**Aim**
Repeat the rows below word for word, starting at the first row and ending at the row that contains "tree-item-objc[interactable]: objc [47,404,845,444]".

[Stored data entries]
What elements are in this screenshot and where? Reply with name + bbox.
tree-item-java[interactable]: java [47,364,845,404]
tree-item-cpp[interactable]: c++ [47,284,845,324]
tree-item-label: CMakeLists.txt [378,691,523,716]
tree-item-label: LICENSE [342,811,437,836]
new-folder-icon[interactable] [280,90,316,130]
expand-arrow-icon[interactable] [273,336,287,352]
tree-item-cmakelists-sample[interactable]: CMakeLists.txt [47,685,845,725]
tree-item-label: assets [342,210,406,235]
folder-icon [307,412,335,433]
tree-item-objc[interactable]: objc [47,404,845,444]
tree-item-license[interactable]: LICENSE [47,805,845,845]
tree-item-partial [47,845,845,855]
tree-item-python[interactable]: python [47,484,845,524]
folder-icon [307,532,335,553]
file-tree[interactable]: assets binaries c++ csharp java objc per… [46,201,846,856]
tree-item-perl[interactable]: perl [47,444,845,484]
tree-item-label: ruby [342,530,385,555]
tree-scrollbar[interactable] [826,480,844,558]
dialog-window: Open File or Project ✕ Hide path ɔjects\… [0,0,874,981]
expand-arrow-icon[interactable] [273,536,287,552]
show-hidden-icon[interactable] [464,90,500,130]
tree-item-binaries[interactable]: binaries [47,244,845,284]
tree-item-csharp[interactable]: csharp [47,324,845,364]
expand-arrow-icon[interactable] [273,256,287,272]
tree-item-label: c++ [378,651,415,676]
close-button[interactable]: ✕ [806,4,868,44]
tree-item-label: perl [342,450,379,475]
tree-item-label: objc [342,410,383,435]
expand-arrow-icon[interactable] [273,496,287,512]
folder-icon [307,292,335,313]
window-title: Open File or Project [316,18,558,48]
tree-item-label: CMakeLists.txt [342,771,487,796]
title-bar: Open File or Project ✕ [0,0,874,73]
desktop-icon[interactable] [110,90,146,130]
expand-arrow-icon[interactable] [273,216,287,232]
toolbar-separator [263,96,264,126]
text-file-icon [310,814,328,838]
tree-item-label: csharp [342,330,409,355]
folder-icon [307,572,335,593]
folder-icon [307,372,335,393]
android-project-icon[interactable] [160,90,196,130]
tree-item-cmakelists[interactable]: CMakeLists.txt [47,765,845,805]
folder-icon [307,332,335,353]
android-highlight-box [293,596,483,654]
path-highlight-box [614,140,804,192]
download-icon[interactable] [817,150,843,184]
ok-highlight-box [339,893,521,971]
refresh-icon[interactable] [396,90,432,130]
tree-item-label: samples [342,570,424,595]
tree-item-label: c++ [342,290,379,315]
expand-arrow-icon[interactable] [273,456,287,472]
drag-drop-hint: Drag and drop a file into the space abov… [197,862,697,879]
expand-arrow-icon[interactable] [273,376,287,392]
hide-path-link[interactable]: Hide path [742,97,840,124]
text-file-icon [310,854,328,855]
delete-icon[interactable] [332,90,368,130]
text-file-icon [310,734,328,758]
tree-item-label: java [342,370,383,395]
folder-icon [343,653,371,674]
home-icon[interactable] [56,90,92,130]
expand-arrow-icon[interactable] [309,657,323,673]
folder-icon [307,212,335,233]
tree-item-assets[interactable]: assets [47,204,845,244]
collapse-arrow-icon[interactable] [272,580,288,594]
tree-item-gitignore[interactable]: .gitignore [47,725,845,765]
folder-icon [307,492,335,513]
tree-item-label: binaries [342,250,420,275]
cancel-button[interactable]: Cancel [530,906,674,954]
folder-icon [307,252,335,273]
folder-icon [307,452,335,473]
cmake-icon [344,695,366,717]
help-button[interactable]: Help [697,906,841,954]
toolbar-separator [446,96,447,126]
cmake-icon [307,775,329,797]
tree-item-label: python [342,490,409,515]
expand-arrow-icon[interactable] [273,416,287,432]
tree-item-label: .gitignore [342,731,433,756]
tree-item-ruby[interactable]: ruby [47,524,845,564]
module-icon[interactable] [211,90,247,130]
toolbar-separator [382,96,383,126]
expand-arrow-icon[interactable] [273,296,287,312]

**Output for this task**
What elements are in this screenshot and where? Reply with name + bbox.
tree-item-java[interactable]: java [47,364,845,404]
tree-item-cpp[interactable]: c++ [47,284,845,324]
tree-item-label: CMakeLists.txt [378,691,523,716]
tree-item-label: LICENSE [342,811,437,836]
new-folder-icon[interactable] [280,90,316,130]
expand-arrow-icon[interactable] [273,336,287,352]
tree-item-cmakelists-sample[interactable]: CMakeLists.txt [47,685,845,725]
tree-item-label: assets [342,210,406,235]
folder-icon [307,412,335,433]
tree-item-objc[interactable]: objc [47,404,845,444]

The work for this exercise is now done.